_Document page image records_
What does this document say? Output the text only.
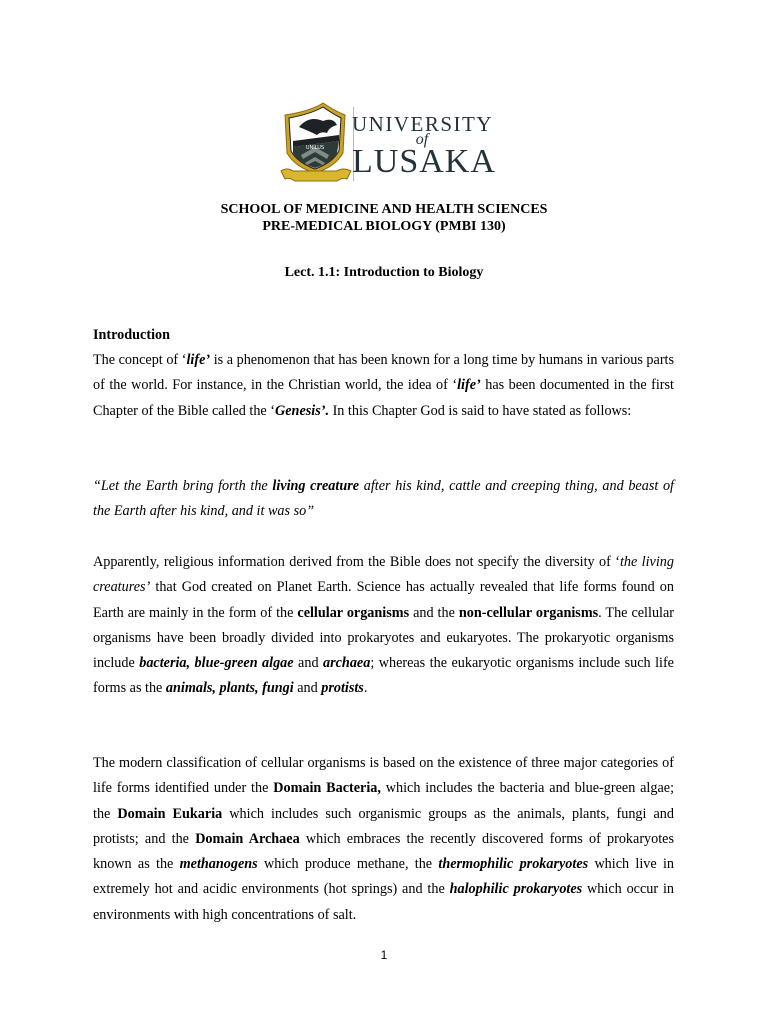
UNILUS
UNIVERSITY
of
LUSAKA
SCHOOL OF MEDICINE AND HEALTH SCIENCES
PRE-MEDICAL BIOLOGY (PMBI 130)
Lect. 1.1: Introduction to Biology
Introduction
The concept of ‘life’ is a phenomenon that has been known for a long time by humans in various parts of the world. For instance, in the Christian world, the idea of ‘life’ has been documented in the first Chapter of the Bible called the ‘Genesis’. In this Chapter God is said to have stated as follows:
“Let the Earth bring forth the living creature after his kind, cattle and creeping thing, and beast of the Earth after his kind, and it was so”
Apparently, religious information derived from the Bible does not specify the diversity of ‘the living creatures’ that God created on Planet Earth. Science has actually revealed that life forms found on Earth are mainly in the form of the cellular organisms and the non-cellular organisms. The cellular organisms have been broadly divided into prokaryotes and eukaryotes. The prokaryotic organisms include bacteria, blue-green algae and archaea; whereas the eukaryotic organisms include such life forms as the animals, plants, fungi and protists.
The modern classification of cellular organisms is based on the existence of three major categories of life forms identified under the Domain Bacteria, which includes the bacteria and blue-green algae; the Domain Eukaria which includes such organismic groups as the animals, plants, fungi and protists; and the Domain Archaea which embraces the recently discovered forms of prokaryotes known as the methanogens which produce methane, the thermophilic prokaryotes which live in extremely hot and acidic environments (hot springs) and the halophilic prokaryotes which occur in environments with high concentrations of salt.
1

_Problem_
Leaving out the pictures, output each line above exactly as it is.

_Solution below_
What does this document say? Output the text only.
UNILUS
UNIVERSITY
of
LUSAKA
SCHOOL OF MEDICINE AND HEALTH SCIENCES
PRE-MEDICAL BIOLOGY (PMBI 130)
Lect. 1.1: Introduction to Biology
Introduction
The concept of ‘life’ is a phenomenon that has been known for a long time by humans in various parts of the world. For instance, in the Christian world, the idea of ‘life’ has been documented in the first Chapter of the Bible called the ‘Genesis’. In this Chapter God is said to have stated as follows:
“Let the Earth bring forth the living creature after his kind, cattle and creeping thing, and beast of the Earth after his kind, and it was so”
Apparently, religious information derived from the Bible does not specify the diversity of ‘the living creatures’ that God created on Planet Earth. Science has actually revealed that life forms found on Earth are mainly in the form of the cellular organisms and the non-cellular organisms. The cellular organisms have been broadly divided into prokaryotes and eukaryotes. The prokaryotic organisms include bacteria, blue-green algae and archaea; whereas the eukaryotic organisms include such life forms as the animals, plants, fungi and protists.
The modern classification of cellular organisms is based on the existence of three major categories of life forms identified under the Domain Bacteria, which includes the bacteria and blue-green algae; the Domain Eukaria which includes such organismic groups as the animals, plants, fungi and protists; and the Domain Archaea which embraces the recently discovered forms of prokaryotes known as the methanogens which produce methane, the thermophilic prokaryotes which live in extremely hot and acidic environments (hot springs) and the halophilic prokaryotes which occur in environments with high concentrations of salt.
1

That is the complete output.